=== PROBLEM TO SOLVE ===
Render every entry verbatim.

=== Entries with figure data ===
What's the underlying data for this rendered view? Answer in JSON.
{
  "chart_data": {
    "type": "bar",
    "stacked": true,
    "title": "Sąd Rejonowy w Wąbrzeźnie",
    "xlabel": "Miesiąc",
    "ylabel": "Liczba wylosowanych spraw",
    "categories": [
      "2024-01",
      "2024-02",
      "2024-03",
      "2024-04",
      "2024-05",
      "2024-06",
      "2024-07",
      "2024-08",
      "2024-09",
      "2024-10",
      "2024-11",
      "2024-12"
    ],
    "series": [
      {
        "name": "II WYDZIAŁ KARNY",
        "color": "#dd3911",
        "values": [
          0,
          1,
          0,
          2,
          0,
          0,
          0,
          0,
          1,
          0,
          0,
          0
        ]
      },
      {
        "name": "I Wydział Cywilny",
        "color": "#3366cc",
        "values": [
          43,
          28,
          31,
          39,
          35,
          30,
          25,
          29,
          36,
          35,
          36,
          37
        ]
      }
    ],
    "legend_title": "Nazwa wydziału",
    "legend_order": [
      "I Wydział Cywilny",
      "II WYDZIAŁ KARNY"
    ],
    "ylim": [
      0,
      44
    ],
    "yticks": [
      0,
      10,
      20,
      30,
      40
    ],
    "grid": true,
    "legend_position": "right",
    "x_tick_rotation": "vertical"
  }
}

=== THE SOLUTION ===
What's the underlying data for this rendered view? Answer in JSON.
{
  "chart_data": {
    "type": "bar",
    "stacked": true,
    "title": "Sąd Rejonowy w Wąbrzeźnie",
    "xlabel": "Miesiąc",
    "ylabel": "Liczba wylosowanych spraw",
    "categories": [
      "2024-01",
      "2024-02",
      "2024-03",
      "2024-04",
      "2024-05",
      "2024-06",
      "2024-07",
      "2024-08",
      "2024-09",
      "2024-10",
      "2024-11",
      "2024-12"
    ],
    "series": [
      {
        "name": "II WYDZIAŁ KARNY",
        "color": "#dd3911",
        "values": [
          0,
          1,
          0,
          2,
          0,
          0,
          0,
          0,
          1,
          0,
          0,
          0
        ]
      },
      {
        "name": "I Wydział Cywilny",
        "color": "#3366cc",
        "values": [
          43,
          28,
          31,
          39,
          35,
          30,
          25,
          29,
          36,
          35,
          36,
          37
        ]
      }
    ],
    "legend_title": "Nazwa wydziału",
    "legend_order": [
      "I Wydział Cywilny",
      "II WYDZIAŁ KARNY"
    ],
    "ylim": [
      0,
      44
    ],
    "yticks": [
      0,
      10,
      20,
      30,
      40
    ],
    "grid": true,
    "legend_position": "right",
    "x_tick_rotation": "vertical"
  }
}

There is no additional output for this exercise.